--- Task statement ---
Pull out every line in the data that has the string "ciento" in it.
___
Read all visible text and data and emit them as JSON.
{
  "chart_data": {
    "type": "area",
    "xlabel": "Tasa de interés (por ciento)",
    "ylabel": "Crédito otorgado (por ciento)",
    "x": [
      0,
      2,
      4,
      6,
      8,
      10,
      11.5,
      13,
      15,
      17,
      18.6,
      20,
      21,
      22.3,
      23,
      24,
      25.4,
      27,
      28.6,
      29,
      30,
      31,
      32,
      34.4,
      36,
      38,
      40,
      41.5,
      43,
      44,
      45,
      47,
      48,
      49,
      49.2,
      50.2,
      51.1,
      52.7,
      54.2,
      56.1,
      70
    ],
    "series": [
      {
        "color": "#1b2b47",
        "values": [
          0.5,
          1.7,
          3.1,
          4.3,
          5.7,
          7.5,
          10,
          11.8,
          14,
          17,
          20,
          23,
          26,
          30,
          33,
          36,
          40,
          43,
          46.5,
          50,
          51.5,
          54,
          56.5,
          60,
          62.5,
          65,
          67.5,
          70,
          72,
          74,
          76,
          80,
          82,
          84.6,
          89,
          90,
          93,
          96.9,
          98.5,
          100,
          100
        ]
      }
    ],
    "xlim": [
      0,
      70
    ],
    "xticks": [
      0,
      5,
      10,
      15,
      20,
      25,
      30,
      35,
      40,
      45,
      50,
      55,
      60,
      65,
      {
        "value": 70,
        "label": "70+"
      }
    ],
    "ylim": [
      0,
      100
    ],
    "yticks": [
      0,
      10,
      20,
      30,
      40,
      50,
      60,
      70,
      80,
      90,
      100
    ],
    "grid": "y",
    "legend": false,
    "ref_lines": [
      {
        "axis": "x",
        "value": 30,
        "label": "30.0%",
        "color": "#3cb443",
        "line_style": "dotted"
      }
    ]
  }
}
___
--- Exercise output ---
    "xlabel": "Tasa de interés (por ciento)",
    "ylabel": "Crédito otorgado (por ciento)",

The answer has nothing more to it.